Input data:
▬▬▬

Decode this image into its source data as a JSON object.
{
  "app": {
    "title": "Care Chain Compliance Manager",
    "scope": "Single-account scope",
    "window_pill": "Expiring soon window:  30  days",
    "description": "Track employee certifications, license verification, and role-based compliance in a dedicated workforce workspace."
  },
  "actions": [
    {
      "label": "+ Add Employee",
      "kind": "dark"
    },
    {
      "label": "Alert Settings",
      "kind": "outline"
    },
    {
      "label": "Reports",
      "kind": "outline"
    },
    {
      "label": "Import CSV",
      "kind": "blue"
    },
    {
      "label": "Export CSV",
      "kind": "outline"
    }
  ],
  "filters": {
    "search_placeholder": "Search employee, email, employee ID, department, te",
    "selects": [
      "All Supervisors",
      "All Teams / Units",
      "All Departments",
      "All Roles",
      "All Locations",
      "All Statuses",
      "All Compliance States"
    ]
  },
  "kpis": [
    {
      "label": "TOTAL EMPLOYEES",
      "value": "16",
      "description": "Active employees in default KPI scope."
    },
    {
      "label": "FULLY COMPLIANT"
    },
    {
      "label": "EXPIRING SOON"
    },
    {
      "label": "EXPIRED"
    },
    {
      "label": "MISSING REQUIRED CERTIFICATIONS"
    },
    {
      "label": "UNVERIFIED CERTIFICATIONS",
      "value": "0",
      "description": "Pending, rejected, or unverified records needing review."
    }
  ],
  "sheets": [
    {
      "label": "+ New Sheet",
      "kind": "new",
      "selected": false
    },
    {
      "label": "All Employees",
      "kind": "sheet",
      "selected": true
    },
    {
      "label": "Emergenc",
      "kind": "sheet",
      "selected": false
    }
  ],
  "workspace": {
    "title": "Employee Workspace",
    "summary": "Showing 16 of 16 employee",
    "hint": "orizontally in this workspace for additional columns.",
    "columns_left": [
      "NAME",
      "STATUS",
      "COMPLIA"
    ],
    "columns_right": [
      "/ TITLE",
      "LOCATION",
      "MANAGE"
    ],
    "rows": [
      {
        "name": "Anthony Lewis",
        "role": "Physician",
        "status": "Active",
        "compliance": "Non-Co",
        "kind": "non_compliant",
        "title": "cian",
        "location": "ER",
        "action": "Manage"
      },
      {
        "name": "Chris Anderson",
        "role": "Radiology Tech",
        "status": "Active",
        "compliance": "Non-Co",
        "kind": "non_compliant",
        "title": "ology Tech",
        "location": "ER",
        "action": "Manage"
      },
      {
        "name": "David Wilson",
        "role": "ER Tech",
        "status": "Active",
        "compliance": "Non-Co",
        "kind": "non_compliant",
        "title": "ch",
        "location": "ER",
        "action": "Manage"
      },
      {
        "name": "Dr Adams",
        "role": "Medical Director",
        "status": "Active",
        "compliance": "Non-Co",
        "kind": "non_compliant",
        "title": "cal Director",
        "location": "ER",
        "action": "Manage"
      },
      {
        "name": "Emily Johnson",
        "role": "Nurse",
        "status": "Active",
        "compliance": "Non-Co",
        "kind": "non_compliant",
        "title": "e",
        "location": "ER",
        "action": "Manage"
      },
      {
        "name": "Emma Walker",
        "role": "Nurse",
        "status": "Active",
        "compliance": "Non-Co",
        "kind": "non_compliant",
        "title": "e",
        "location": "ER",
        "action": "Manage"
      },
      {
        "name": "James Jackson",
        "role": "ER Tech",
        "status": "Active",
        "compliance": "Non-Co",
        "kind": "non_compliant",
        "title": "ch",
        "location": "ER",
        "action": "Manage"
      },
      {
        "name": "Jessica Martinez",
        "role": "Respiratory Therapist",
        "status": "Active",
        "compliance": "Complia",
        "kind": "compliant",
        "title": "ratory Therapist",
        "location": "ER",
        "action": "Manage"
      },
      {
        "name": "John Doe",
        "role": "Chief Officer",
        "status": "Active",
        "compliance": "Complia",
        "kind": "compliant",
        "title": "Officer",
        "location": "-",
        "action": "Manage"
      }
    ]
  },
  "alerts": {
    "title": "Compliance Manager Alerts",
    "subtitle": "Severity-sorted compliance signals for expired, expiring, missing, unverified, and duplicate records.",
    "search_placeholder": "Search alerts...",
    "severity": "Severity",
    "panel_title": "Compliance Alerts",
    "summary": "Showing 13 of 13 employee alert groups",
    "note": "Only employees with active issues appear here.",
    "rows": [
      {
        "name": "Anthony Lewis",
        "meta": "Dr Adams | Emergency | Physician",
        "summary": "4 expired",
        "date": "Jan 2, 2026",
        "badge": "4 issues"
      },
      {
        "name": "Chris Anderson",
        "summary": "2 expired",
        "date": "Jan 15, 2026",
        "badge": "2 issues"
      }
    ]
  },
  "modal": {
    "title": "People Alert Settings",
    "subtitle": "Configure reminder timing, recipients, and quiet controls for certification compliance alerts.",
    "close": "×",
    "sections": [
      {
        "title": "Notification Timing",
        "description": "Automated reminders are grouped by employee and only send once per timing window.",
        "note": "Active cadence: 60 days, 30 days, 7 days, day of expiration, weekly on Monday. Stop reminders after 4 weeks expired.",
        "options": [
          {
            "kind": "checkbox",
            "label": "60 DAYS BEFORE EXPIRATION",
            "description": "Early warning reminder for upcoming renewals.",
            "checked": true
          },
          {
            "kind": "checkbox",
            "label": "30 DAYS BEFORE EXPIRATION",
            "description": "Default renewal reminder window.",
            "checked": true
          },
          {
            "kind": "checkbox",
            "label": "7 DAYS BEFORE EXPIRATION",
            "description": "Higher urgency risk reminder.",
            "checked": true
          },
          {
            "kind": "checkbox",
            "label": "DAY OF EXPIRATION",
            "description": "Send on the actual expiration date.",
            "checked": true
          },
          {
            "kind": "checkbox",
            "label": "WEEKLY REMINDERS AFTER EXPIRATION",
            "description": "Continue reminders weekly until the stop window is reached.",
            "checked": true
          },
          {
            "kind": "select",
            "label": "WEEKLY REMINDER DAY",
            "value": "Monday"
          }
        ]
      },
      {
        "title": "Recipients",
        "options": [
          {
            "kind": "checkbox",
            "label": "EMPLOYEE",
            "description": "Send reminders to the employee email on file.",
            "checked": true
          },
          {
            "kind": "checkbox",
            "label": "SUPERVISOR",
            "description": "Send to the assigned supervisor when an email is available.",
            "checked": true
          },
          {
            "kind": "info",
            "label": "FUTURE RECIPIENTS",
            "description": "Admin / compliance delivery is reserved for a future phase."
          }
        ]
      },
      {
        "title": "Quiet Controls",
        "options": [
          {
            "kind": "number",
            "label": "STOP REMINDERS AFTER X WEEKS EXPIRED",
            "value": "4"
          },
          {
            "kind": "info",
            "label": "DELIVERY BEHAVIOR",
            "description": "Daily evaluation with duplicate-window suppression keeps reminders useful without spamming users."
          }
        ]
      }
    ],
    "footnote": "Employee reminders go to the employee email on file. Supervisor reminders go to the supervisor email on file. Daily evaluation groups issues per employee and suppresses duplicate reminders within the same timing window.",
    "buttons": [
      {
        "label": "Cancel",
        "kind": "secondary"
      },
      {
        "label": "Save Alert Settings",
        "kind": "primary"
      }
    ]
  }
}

▬▬▬

Objective: Copy out each record exactly as given, omitting none.

Exercise result:
Decode this image into its source data as a JSON object.
{
  "app": {
    "title": "Care Chain Compliance Manager",
    "scope": "Single-account scope",
    "window_pill": "Expiring soon window:  30  days",
    "description": "Track employee certifications, license verification, and role-based compliance in a dedicated workforce workspace."
  },
  "actions": [
    {
      "label": "+ Add Employee",
      "kind": "dark"
    },
    {
      "label": "Alert Settings",
      "kind": "outline"
    },
    {
      "label": "Reports",
      "kind": "outline"
    },
    {
      "label": "Import CSV",
      "kind": "blue"
    },
    {
      "label": "Export CSV",
      "kind": "outline"
    }
  ],
  "filters": {
    "search_placeholder": "Search employee, email, employee ID, department, te",
    "selects": [
      "All Supervisors",
      "All Teams / Units",
      "All Departments",
      "All Roles",
      "All Locations",
      "All Statuses",
      "All Compliance States"
    ]
  },
  "kpis": [
    {
      "label": "TOTAL EMPLOYEES",
      "value": "16",
      "description": "Active employees in default KPI scope."
    },
    {
      "label": "FULLY COMPLIANT"
    },
    {
      "label": "EXPIRING SOON"
    },
    {
      "label": "EXPIRED"
    },
    {
      "label": "MISSING REQUIRED CERTIFICATIONS"
    },
    {
      "label": "UNVERIFIED CERTIFICATIONS",
      "value": "0",
      "description": "Pending, rejected, or unverified records needing review."
    }
  ],
  "sheets": [
    {
      "label": "+ New Sheet",
      "kind": "new",
      "selected": false
    },
    {
      "label": "All Employees",
      "kind": "sheet",
      "selected": true
    },
    {
      "label": "Emergenc",
      "kind": "sheet",
      "selected": false
    }
  ],
  "workspace": {
    "title": "Employee Workspace",
    "summary": "Showing 16 of 16 employee",
    "hint": "orizontally in this workspace for additional columns.",
    "columns_left": [
      "NAME",
      "STATUS",
      "COMPLIA"
    ],
    "columns_right": [
      "/ TITLE",
      "LOCATION",
      "MANAGE"
    ],
    "rows": [
      {
        "name": "Anthony Lewis",
        "role": "Physician",
        "status": "Active",
        "compliance": "Non-Co",
        "kind": "non_compliant",
        "title": "cian",
        "location": "ER",
        "action": "Manage"
      },
      {
        "name": "Chris Anderson",
        "role": "Radiology Tech",
        "status": "Active",
        "compliance": "Non-Co",
        "kind": "non_compliant",
        "title": "ology Tech",
        "location": "ER",
        "action": "Manage"
      },
      {
        "name": "David Wilson",
        "role": "ER Tech",
        "status": "Active",
        "compliance": "Non-Co",
        "kind": "non_compliant",
        "title": "ch",
        "location": "ER",
        "action": "Manage"
      },
      {
        "name": "Dr Adams",
        "role": "Medical Director",
        "status": "Active",
        "compliance": "Non-Co",
        "kind": "non_compliant",
        "title": "cal Director",
        "location": "ER",
        "action": "Manage"
      },
      {
        "name": "Emily Johnson",
        "role": "Nurse",
        "status": "Active",
        "compliance": "Non-Co",
        "kind": "non_compliant",
        "title": "e",
        "location": "ER",
        "action": "Manage"
      },
      {
        "name": "Emma Walker",
        "role": "Nurse",
        "status": "Active",
        "compliance": "Non-Co",
        "kind": "non_compliant",
        "title": "e",
        "location": "ER",
        "action": "Manage"
      },
      {
        "name": "James Jackson",
        "role": "ER Tech",
        "status": "Active",
        "compliance": "Non-Co",
        "kind": "non_compliant",
        "title": "ch",
        "location": "ER",
        "action": "Manage"
      },
      {
        "name": "Jessica Martinez",
        "role": "Respiratory Therapist",
        "status": "Active",
        "compliance": "Complia",
        "kind": "compliant",
        "title": "ratory Therapist",
        "location": "ER",
        "action": "Manage"
      },
      {
        "name": "John Doe",
        "role": "Chief Officer",
        "status": "Active",
        "compliance": "Complia",
        "kind": "compliant",
        "title": "Officer",
        "location": "-",
        "action": "Manage"
      }
    ]
  },
  "alerts": {
    "title": "Compliance Manager Alerts",
    "subtitle": "Severity-sorted compliance signals for expired, expiring, missing, unverified, and duplicate records.",
    "search_placeholder": "Search alerts...",
    "severity": "Severity",
    "panel_title": "Compliance Alerts",
    "summary": "Showing 13 of 13 employee alert groups",
    "note": "Only employees with active issues appear here.",
    "rows": [
      {
        "name": "Anthony Lewis",
        "meta": "Dr Adams | Emergency | Physician",
        "summary": "4 expired",
        "date": "Jan 2, 2026",
        "badge": "4 issues"
      },
      {
        "name": "Chris Anderson",
        "summary": "2 expired",
        "date": "Jan 15, 2026",
        "badge": "2 issues"
      }
    ]
  },
  "modal": {
    "title": "People Alert Settings",
    "subtitle": "Configure reminder timing, recipients, and quiet controls for certification compliance alerts.",
    "close": "×",
    "sections": [
      {
        "title": "Notification Timing",
        "description": "Automated reminders are grouped by employee and only send once per timing window.",
        "note": "Active cadence: 60 days, 30 days, 7 days, day of expiration, weekly on Monday. Stop reminders after 4 weeks expired.",
        "options": [
          {
            "kind": "checkbox",
            "label": "60 DAYS BEFORE EXPIRATION",
            "description": "Early warning reminder for upcoming renewals.",
            "checked": true
          },
          {
            "kind": "checkbox",
            "label": "30 DAYS BEFORE EXPIRATION",
            "description": "Default renewal reminder window.",
            "checked": true
          },
          {
            "kind": "checkbox",
            "label": "7 DAYS BEFORE EXPIRATION",
            "description": "Higher urgency risk reminder.",
            "checked": true
          },
          {
            "kind": "checkbox",
            "label": "DAY OF EXPIRATION",
            "description": "Send on the actual expiration date.",
            "checked": true
          },
          {
            "kind": "checkbox",
            "label": "WEEKLY REMINDERS AFTER EXPIRATION",
            "description": "Continue reminders weekly until the stop window is reached.",
            "checked": true
          },
          {
            "kind": "select",
            "label": "WEEKLY REMINDER DAY",
            "value": "Monday"
          }
        ]
      },
      {
        "title": "Recipients",
        "options": [
          {
            "kind": "checkbox",
            "label": "EMPLOYEE",
            "description": "Send reminders to the employee email on file.",
            "checked": true
          },
          {
            "kind": "checkbox",
            "label": "SUPERVISOR",
            "description": "Send to the assigned supervisor when an email is available.",
            "checked": true
          },
          {
            "kind": "info",
            "label": "FUTURE RECIPIENTS",
            "description": "Admin / compliance delivery is reserved for a future phase."
          }
        ]
      },
      {
        "title": "Quiet Controls",
        "options": [
          {
            "kind": "number",
            "label": "STOP REMINDERS AFTER X WEEKS EXPIRED",
            "value": "4"
          },
          {
            "kind": "info",
            "label": "DELIVERY BEHAVIOR",
            "description": "Daily evaluation with duplicate-window suppression keeps reminders useful without spamming users."
          }
        ]
      }
    ],
    "footnote": "Employee reminders go to the employee email on file. Supervisor reminders go to the supervisor email on file. Daily evaluation groups issues per employee and suppresses duplicate reminders within the same timing window.",
    "buttons": [
      {
        "label": "Cancel",
        "kind": "secondary"
      },
      {
        "label": "Save Alert Settings",
        "kind": "primary"
      }
    ]
  }
}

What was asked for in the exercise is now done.